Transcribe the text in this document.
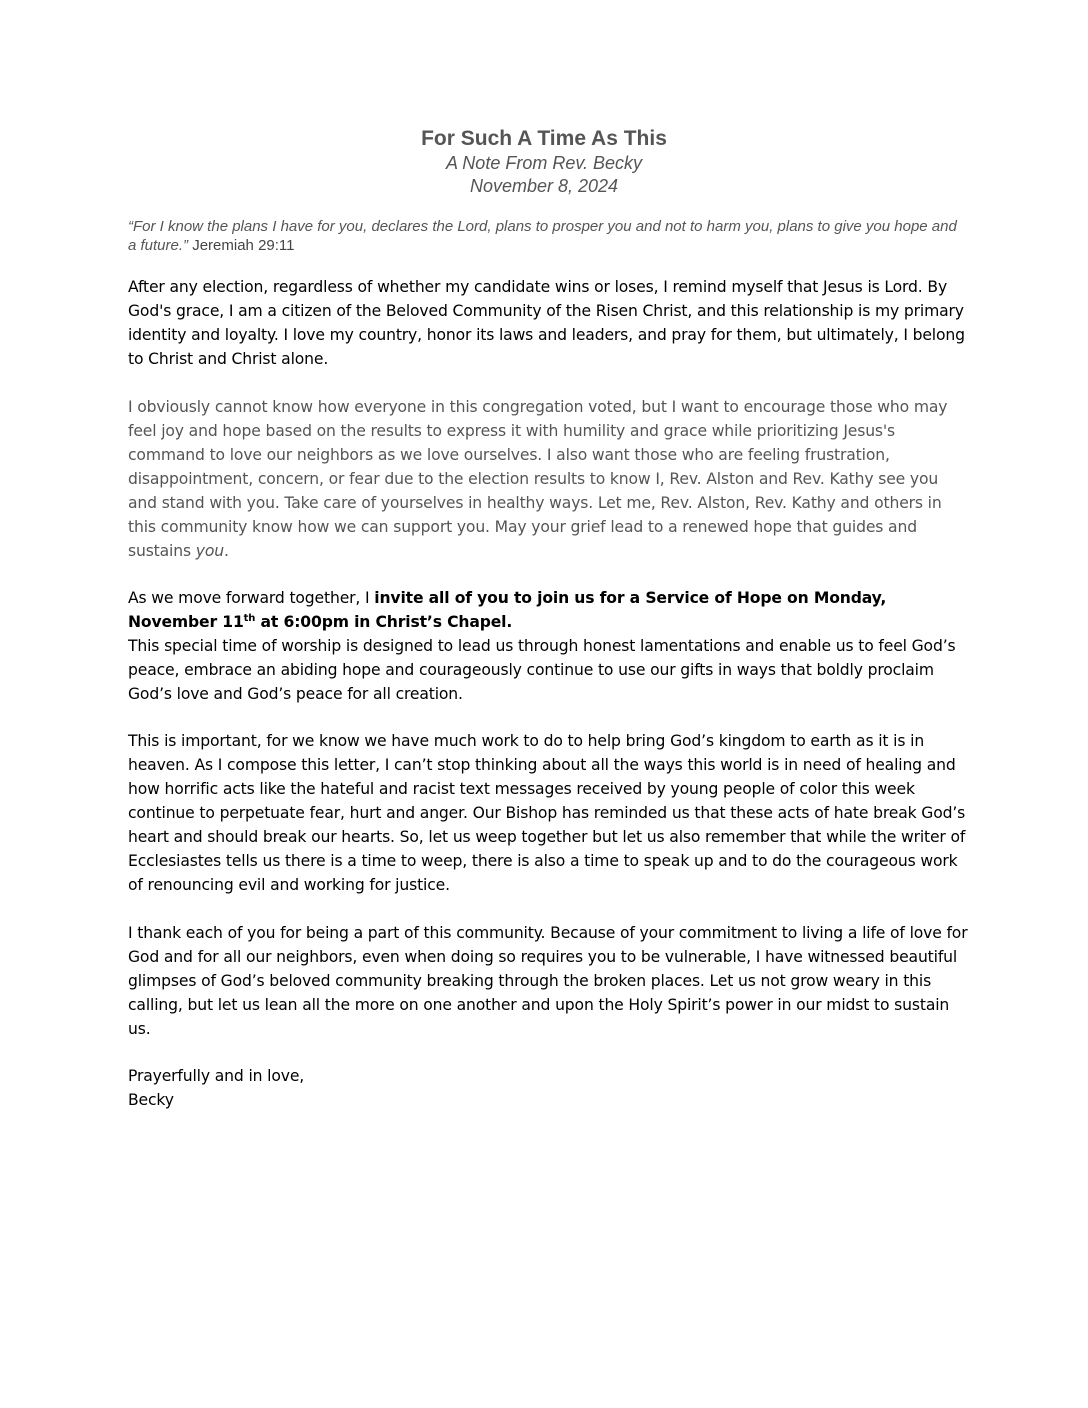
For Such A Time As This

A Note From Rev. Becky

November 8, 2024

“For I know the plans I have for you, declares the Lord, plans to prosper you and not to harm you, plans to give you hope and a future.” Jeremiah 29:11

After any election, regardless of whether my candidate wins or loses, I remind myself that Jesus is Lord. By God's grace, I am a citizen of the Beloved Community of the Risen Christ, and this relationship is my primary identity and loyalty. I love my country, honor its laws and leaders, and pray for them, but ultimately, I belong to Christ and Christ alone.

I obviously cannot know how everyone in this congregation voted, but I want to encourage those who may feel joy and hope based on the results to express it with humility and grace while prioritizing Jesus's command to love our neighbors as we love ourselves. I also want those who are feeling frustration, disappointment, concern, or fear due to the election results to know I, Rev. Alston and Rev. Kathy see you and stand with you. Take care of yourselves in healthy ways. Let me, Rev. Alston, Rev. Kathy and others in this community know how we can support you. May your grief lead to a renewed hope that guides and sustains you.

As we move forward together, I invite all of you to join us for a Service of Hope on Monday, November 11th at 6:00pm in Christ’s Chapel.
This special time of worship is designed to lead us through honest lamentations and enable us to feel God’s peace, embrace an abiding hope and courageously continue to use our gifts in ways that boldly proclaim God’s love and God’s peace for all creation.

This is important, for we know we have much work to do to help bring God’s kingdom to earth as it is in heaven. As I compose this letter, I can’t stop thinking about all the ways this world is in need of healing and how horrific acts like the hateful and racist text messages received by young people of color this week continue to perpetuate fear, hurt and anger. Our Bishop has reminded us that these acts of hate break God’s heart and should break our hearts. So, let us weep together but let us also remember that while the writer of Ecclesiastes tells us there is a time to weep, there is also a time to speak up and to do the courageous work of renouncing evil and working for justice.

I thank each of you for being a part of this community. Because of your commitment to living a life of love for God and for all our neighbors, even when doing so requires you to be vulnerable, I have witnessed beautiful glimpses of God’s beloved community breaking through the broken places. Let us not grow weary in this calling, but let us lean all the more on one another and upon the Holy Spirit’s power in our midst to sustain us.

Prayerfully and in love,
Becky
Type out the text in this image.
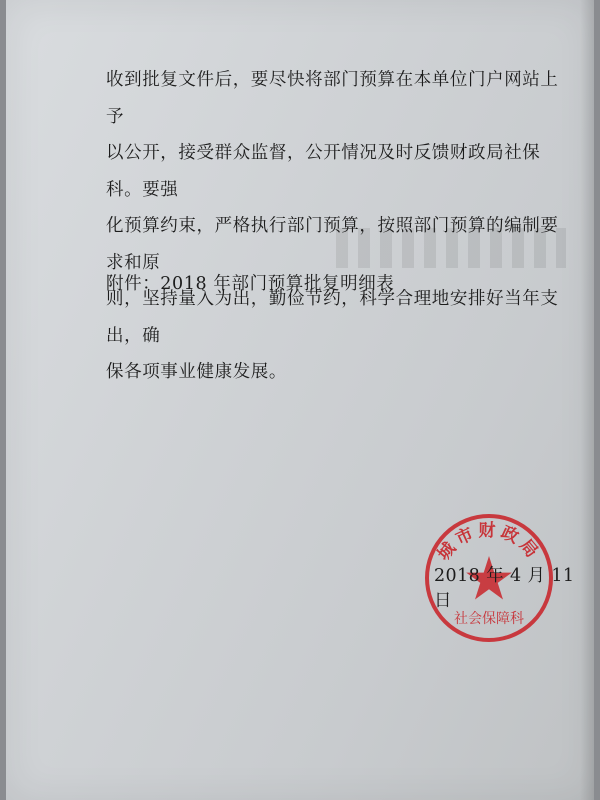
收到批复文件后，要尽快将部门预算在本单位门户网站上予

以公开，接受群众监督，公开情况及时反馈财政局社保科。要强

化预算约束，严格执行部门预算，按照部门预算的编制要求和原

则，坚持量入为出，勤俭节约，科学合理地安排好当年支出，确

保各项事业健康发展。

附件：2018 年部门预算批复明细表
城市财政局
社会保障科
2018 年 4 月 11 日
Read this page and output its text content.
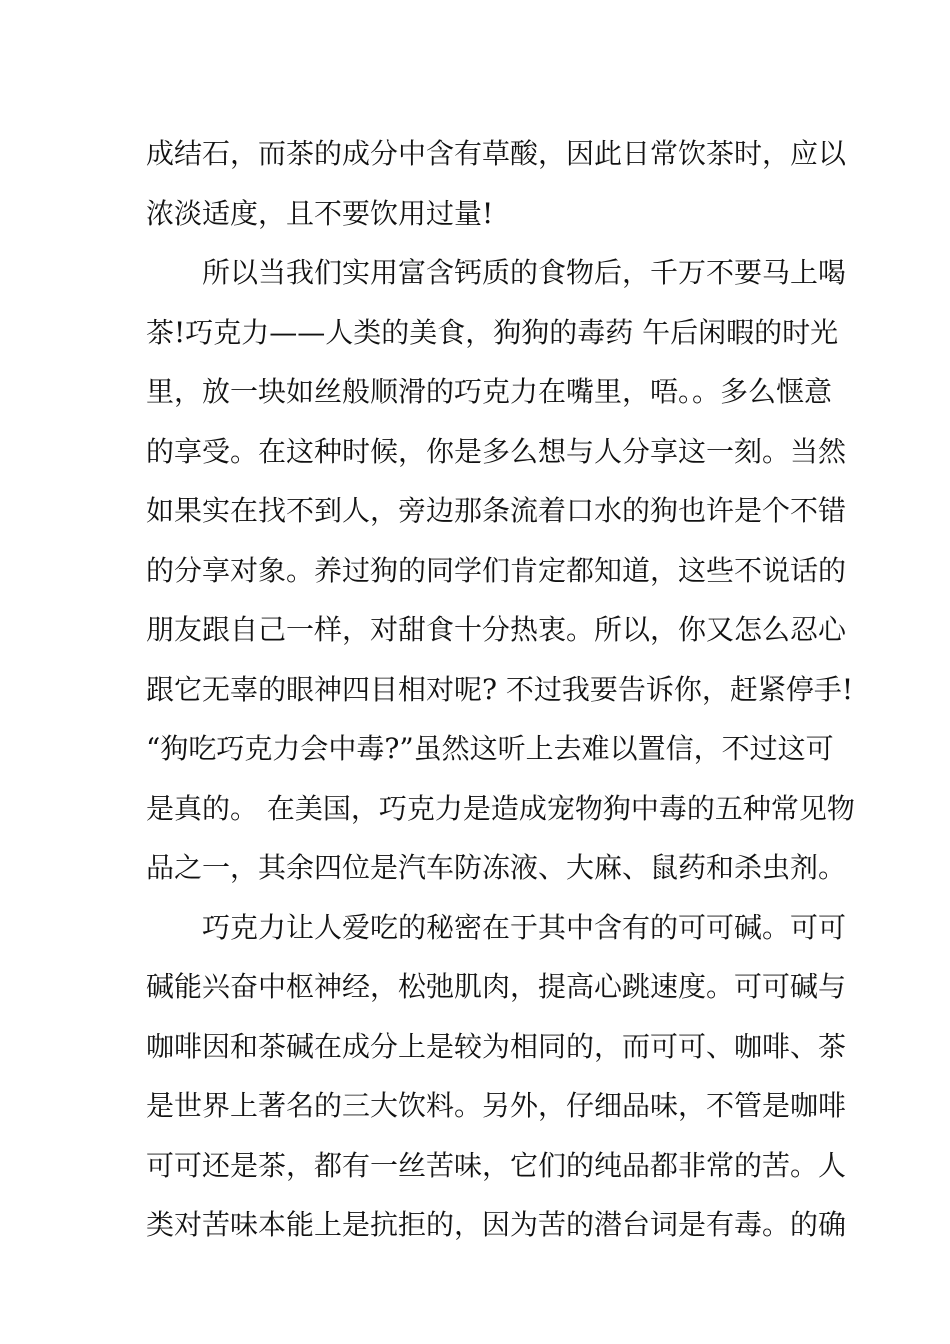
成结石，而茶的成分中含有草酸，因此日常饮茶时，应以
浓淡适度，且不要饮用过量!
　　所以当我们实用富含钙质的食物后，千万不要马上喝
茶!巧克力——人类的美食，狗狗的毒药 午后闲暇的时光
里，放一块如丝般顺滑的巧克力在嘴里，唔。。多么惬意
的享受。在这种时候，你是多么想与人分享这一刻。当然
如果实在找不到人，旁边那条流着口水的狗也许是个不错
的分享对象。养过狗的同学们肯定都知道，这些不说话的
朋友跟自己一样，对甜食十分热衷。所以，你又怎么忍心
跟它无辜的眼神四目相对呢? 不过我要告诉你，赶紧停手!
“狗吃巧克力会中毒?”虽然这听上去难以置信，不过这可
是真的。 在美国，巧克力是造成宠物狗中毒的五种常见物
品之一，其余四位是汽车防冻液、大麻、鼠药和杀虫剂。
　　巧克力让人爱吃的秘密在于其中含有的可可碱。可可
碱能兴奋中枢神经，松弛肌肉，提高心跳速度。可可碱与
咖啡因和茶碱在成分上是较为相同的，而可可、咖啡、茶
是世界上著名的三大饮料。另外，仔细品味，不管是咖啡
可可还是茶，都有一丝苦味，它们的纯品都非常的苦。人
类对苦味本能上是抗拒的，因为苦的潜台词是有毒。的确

================================

* [Prompt] Go through the records and show every line with the string "November" in it.

* [Reply to the exercise]
November 8, 2024
As we move forward together, I invite all of you to join us for a Service of Hope on Monday, November 11th at 6:00pm in Christ’s Chapel.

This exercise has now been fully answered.